+++ Given records +++

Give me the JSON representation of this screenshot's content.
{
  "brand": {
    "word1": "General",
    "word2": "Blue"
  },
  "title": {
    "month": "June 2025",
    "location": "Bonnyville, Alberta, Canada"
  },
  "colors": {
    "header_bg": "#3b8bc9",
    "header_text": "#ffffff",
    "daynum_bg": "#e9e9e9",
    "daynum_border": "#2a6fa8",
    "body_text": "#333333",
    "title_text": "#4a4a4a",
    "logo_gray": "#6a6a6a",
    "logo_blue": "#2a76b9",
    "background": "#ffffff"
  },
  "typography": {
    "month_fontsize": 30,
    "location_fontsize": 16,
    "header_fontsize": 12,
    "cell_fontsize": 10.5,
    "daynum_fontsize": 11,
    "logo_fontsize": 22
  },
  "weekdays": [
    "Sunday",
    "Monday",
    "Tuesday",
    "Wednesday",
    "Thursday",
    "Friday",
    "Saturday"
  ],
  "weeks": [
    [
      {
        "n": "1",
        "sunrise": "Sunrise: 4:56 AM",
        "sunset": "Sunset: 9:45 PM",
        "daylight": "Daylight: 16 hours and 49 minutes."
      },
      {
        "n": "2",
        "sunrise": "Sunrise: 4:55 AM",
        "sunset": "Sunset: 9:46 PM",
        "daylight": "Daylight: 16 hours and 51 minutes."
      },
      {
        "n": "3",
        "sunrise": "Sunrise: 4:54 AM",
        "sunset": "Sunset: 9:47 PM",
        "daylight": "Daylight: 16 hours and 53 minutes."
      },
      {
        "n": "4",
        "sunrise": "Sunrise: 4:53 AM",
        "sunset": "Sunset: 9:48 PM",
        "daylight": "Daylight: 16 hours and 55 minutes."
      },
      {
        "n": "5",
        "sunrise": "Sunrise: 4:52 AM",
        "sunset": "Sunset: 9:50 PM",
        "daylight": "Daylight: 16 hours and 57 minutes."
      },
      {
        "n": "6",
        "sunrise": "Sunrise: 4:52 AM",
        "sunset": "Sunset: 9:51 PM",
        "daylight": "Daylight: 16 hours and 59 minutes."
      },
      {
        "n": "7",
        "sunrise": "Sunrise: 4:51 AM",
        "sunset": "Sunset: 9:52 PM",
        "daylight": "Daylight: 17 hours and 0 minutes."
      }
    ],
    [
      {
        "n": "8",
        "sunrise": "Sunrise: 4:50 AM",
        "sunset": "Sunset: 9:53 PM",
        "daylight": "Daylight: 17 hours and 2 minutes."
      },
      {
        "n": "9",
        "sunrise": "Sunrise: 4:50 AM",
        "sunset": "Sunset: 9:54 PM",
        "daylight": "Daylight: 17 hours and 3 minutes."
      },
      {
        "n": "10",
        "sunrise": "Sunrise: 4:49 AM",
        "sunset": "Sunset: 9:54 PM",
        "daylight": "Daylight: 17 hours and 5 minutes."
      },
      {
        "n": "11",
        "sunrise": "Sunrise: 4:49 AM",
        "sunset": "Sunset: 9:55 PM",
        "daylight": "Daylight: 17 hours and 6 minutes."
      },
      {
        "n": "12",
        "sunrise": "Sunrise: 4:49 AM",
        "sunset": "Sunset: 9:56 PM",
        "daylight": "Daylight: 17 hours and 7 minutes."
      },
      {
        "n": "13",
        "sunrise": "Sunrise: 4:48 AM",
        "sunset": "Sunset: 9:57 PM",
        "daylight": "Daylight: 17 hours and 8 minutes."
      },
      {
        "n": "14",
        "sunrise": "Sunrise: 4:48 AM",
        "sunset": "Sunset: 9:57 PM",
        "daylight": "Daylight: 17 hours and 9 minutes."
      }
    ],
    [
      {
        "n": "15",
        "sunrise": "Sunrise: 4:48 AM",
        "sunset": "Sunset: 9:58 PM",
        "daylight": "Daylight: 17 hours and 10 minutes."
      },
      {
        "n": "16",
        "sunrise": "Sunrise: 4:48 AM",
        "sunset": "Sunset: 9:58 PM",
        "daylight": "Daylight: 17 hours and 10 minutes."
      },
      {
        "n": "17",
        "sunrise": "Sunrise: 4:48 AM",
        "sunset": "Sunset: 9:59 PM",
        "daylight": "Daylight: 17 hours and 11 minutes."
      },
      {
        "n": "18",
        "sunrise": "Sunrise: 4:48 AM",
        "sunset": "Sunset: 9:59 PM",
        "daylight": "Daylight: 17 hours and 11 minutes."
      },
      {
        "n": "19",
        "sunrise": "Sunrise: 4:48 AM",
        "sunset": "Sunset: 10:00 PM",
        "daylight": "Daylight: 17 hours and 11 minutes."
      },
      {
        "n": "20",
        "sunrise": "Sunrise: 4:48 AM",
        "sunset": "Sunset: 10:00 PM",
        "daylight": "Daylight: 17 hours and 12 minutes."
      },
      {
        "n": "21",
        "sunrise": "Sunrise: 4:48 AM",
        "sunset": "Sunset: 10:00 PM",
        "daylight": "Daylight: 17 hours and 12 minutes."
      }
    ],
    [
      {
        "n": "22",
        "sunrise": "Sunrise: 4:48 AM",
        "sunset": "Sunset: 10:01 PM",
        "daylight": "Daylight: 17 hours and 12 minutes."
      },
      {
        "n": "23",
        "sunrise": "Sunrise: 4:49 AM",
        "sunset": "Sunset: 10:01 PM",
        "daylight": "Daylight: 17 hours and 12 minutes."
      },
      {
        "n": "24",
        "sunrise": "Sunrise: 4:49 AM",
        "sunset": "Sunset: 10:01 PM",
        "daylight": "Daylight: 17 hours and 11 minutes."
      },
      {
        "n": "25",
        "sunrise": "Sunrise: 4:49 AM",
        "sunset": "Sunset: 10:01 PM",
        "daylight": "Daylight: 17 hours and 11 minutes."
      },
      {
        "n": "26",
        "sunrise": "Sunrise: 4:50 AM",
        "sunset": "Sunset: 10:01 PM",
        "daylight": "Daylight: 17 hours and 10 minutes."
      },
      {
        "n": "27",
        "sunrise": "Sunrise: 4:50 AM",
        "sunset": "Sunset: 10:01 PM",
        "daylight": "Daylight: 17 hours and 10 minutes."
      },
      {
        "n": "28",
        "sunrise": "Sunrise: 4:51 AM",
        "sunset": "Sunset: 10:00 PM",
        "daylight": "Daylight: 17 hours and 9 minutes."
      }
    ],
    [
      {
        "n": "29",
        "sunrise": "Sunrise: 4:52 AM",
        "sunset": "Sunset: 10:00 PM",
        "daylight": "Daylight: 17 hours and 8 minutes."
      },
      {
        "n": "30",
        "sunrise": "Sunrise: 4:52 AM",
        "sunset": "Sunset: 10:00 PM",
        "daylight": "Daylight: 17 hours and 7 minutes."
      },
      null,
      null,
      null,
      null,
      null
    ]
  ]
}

+++

> **Goal**: Write out every entry exactly as given.

> **Worked answer**:
Give me the JSON representation of this screenshot's content.
{
  "brand": {
    "word1": "General",
    "word2": "Blue"
  },
  "title": {
    "month": "June 2025",
    "location": "Bonnyville, Alberta, Canada"
  },
  "colors": {
    "header_bg": "#3b8bc9",
    "header_text": "#ffffff",
    "daynum_bg": "#e9e9e9",
    "daynum_border": "#2a6fa8",
    "body_text": "#333333",
    "title_text": "#4a4a4a",
    "logo_gray": "#6a6a6a",
    "logo_blue": "#2a76b9",
    "background": "#ffffff"
  },
  "typography": {
    "month_fontsize": 30,
    "location_fontsize": 16,
    "header_fontsize": 12,
    "cell_fontsize": 10.5,
    "daynum_fontsize": 11,
    "logo_fontsize": 22
  },
  "weekdays": [
    "Sunday",
    "Monday",
    "Tuesday",
    "Wednesday",
    "Thursday",
    "Friday",
    "Saturday"
  ],
  "weeks": [
    [
      {
        "n": "1",
        "sunrise": "Sunrise: 4:56 AM",
        "sunset": "Sunset: 9:45 PM",
        "daylight": "Daylight: 16 hours and 49 minutes."
      },
      {
        "n": "2",
        "sunrise": "Sunrise: 4:55 AM",
        "sunset": "Sunset: 9:46 PM",
        "daylight": "Daylight: 16 hours and 51 minutes."
      },
      {
        "n": "3",
        "sunrise": "Sunrise: 4:54 AM",
        "sunset": "Sunset: 9:47 PM",
        "daylight": "Daylight: 16 hours and 53 minutes."
      },
      {
        "n": "4",
        "sunrise": "Sunrise: 4:53 AM",
        "sunset": "Sunset: 9:48 PM",
        "daylight": "Daylight: 16 hours and 55 minutes."
      },
      {
        "n": "5",
        "sunrise": "Sunrise: 4:52 AM",
        "sunset": "Sunset: 9:50 PM",
        "daylight": "Daylight: 16 hours and 57 minutes."
      },
      {
        "n": "6",
        "sunrise": "Sunrise: 4:52 AM",
        "sunset": "Sunset: 9:51 PM",
        "daylight": "Daylight: 16 hours and 59 minutes."
      },
      {
        "n": "7",
        "sunrise": "Sunrise: 4:51 AM",
        "sunset": "Sunset: 9:52 PM",
        "daylight": "Daylight: 17 hours and 0 minutes."
      }
    ],
    [
      {
        "n": "8",
        "sunrise": "Sunrise: 4:50 AM",
        "sunset": "Sunset: 9:53 PM",
        "daylight": "Daylight: 17 hours and 2 minutes."
      },
      {
        "n": "9",
        "sunrise": "Sunrise: 4:50 AM",
        "sunset": "Sunset: 9:54 PM",
        "daylight": "Daylight: 17 hours and 3 minutes."
      },
      {
        "n": "10",
        "sunrise": "Sunrise: 4:49 AM",
        "sunset": "Sunset: 9:54 PM",
        "daylight": "Daylight: 17 hours and 5 minutes."
      },
      {
        "n": "11",
        "sunrise": "Sunrise: 4:49 AM",
        "sunset": "Sunset: 9:55 PM",
        "daylight": "Daylight: 17 hours and 6 minutes."
      },
      {
        "n": "12",
        "sunrise": "Sunrise: 4:49 AM",
        "sunset": "Sunset: 9:56 PM",
        "daylight": "Daylight: 17 hours and 7 minutes."
      },
      {
        "n": "13",
        "sunrise": "Sunrise: 4:48 AM",
        "sunset": "Sunset: 9:57 PM",
        "daylight": "Daylight: 17 hours and 8 minutes."
      },
      {
        "n": "14",
        "sunrise": "Sunrise: 4:48 AM",
        "sunset": "Sunset: 9:57 PM",
        "daylight": "Daylight: 17 hours and 9 minutes."
      }
    ],
    [
      {
        "n": "15",
        "sunrise": "Sunrise: 4:48 AM",
        "sunset": "Sunset: 9:58 PM",
        "daylight": "Daylight: 17 hours and 10 minutes."
      },
      {
        "n": "16",
        "sunrise": "Sunrise: 4:48 AM",
        "sunset": "Sunset: 9:58 PM",
        "daylight": "Daylight: 17 hours and 10 minutes."
      },
      {
        "n": "17",
        "sunrise": "Sunrise: 4:48 AM",
        "sunset": "Sunset: 9:59 PM",
        "daylight": "Daylight: 17 hours and 11 minutes."
      },
      {
        "n": "18",
        "sunrise": "Sunrise: 4:48 AM",
        "sunset": "Sunset: 9:59 PM",
        "daylight": "Daylight: 17 hours and 11 minutes."
      },
      {
        "n": "19",
        "sunrise": "Sunrise: 4:48 AM",
        "sunset": "Sunset: 10:00 PM",
        "daylight": "Daylight: 17 hours and 11 minutes."
      },
      {
        "n": "20",
        "sunrise": "Sunrise: 4:48 AM",
        "sunset": "Sunset: 10:00 PM",
        "daylight": "Daylight: 17 hours and 12 minutes."
      },
      {
        "n": "21",
        "sunrise": "Sunrise: 4:48 AM",
        "sunset": "Sunset: 10:00 PM",
        "daylight": "Daylight: 17 hours and 12 minutes."
      }
    ],
    [
      {
        "n": "22",
        "sunrise": "Sunrise: 4:48 AM",
        "sunset": "Sunset: 10:01 PM",
        "daylight": "Daylight: 17 hours and 12 minutes."
      },
      {
        "n": "23",
        "sunrise": "Sunrise: 4:49 AM",
        "sunset": "Sunset: 10:01 PM",
        "daylight": "Daylight: 17 hours and 12 minutes."
      },
      {
        "n": "24",
        "sunrise": "Sunrise: 4:49 AM",
        "sunset": "Sunset: 10:01 PM",
        "daylight": "Daylight: 17 hours and 11 minutes."
      },
      {
        "n": "25",
        "sunrise": "Sunrise: 4:49 AM",
        "sunset": "Sunset: 10:01 PM",
        "daylight": "Daylight: 17 hours and 11 minutes."
      },
      {
        "n": "26",
        "sunrise": "Sunrise: 4:50 AM",
        "sunset": "Sunset: 10:01 PM",
        "daylight": "Daylight: 17 hours and 10 minutes."
      },
      {
        "n": "27",
        "sunrise": "Sunrise: 4:50 AM",
        "sunset": "Sunset: 10:01 PM",
        "daylight": "Daylight: 17 hours and 10 minutes."
      },
      {
        "n": "28",
        "sunrise": "Sunrise: 4:51 AM",
        "sunset": "Sunset: 10:00 PM",
        "daylight": "Daylight: 17 hours and 9 minutes."
      }
    ],
    [
      {
        "n": "29",
        "sunrise": "Sunrise: 4:52 AM",
        "sunset": "Sunset: 10:00 PM",
        "daylight": "Daylight: 17 hours and 8 minutes."
      },
      {
        "n": "30",
        "sunrise": "Sunrise: 4:52 AM",
        "sunset": "Sunset: 10:00 PM",
        "daylight": "Daylight: 17 hours and 7 minutes."
      },
      null,
      null,
      null,
      null,
      null
    ]
  ]
}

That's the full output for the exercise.